● Directions for this task: Exactly as written, print each record in the listing.
======== Provided records
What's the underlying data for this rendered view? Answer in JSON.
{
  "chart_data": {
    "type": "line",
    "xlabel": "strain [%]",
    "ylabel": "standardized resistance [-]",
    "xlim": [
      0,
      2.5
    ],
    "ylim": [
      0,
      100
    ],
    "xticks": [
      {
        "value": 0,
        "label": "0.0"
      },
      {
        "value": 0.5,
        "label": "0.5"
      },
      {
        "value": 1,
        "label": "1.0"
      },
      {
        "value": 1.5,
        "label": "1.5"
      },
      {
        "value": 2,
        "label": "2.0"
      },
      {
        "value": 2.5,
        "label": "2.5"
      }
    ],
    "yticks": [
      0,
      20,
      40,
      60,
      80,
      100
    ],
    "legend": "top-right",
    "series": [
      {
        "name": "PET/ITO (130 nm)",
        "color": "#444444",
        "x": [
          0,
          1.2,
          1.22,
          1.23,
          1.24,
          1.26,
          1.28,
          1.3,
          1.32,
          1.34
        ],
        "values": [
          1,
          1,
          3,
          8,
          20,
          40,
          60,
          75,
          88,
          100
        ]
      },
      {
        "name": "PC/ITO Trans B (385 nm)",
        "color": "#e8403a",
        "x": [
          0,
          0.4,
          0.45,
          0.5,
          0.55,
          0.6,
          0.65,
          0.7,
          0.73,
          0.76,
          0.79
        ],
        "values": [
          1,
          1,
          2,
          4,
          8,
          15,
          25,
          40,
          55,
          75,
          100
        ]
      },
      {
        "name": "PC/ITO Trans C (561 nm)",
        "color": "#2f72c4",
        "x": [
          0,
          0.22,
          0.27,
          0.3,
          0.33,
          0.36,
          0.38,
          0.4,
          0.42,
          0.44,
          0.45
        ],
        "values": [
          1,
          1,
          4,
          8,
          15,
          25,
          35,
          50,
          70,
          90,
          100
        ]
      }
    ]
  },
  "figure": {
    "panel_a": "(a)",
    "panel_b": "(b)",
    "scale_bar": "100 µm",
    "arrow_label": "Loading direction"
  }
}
================
● Output of the exercise:
What's the underlying data for this rendered view? Answer in JSON.
{
  "chart_data": {
    "type": "line",
    "xlabel": "strain [%]",
    "ylabel": "standardized resistance [-]",
    "xlim": [
      0,
      2.5
    ],
    "ylim": [
      0,
      100
    ],
    "xticks": [
      {
        "value": 0,
        "label": "0.0"
      },
      {
        "value": 0.5,
        "label": "0.5"
      },
      {
        "value": 1,
        "label": "1.0"
      },
      {
        "value": 1.5,
        "label": "1.5"
      },
      {
        "value": 2,
        "label": "2.0"
      },
      {
        "value": 2.5,
        "label": "2.5"
      }
    ],
    "yticks": [
      0,
      20,
      40,
      60,
      80,
      100
    ],
    "legend": "top-right",
    "series": [
      {
        "name": "PET/ITO (130 nm)",
        "color": "#444444",
        "x": [
          0,
          1.2,
          1.22,
          1.23,
          1.24,
          1.26,
          1.28,
          1.3,
          1.32,
          1.34
        ],
        "values": [
          1,
          1,
          3,
          8,
          20,
          40,
          60,
          75,
          88,
          100
        ]
      },
      {
        "name": "PC/ITO Trans B (385 nm)",
        "color": "#e8403a",
        "x": [
          0,
          0.4,
          0.45,
          0.5,
          0.55,
          0.6,
          0.65,
          0.7,
          0.73,
          0.76,
          0.79
        ],
        "values": [
          1,
          1,
          2,
          4,
          8,
          15,
          25,
          40,
          55,
          75,
          100
        ]
      },
      {
        "name": "PC/ITO Trans C (561 nm)",
        "color": "#2f72c4",
        "x": [
          0,
          0.22,
          0.27,
          0.3,
          0.33,
          0.36,
          0.38,
          0.4,
          0.42,
          0.44,
          0.45
        ],
        "values": [
          1,
          1,
          4,
          8,
          15,
          25,
          35,
          50,
          70,
          90,
          100
        ]
      }
    ]
  },
  "figure": {
    "panel_a": "(a)",
    "panel_b": "(b)",
    "scale_bar": "100 µm",
    "arrow_label": "Loading direction"
  }
}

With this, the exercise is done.